WRITTEN TASK =>
Transcribe the data that follows precisely, omitting nothing.

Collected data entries
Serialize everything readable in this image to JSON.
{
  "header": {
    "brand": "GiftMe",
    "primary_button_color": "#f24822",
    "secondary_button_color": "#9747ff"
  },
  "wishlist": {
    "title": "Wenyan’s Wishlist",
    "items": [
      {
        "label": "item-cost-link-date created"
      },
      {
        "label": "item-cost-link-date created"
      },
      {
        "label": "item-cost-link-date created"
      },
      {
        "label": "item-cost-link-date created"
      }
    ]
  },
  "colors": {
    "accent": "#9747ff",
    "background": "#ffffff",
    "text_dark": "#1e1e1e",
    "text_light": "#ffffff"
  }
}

THE RESPONSE =>
Serialize everything readable in this image to JSON.
{
  "header": {
    "brand": "GiftMe",
    "primary_button_color": "#f24822",
    "secondary_button_color": "#9747ff"
  },
  "wishlist": {
    "title": "Wenyan’s Wishlist",
    "items": [
      {
        "label": "item-cost-link-date created"
      },
      {
        "label": "item-cost-link-date created"
      },
      {
        "label": "item-cost-link-date created"
      },
      {
        "label": "item-cost-link-date created"
      }
    ]
  },
  "colors": {
    "accent": "#9747ff",
    "background": "#ffffff",
    "text_dark": "#1e1e1e",
    "text_light": "#ffffff"
  }
}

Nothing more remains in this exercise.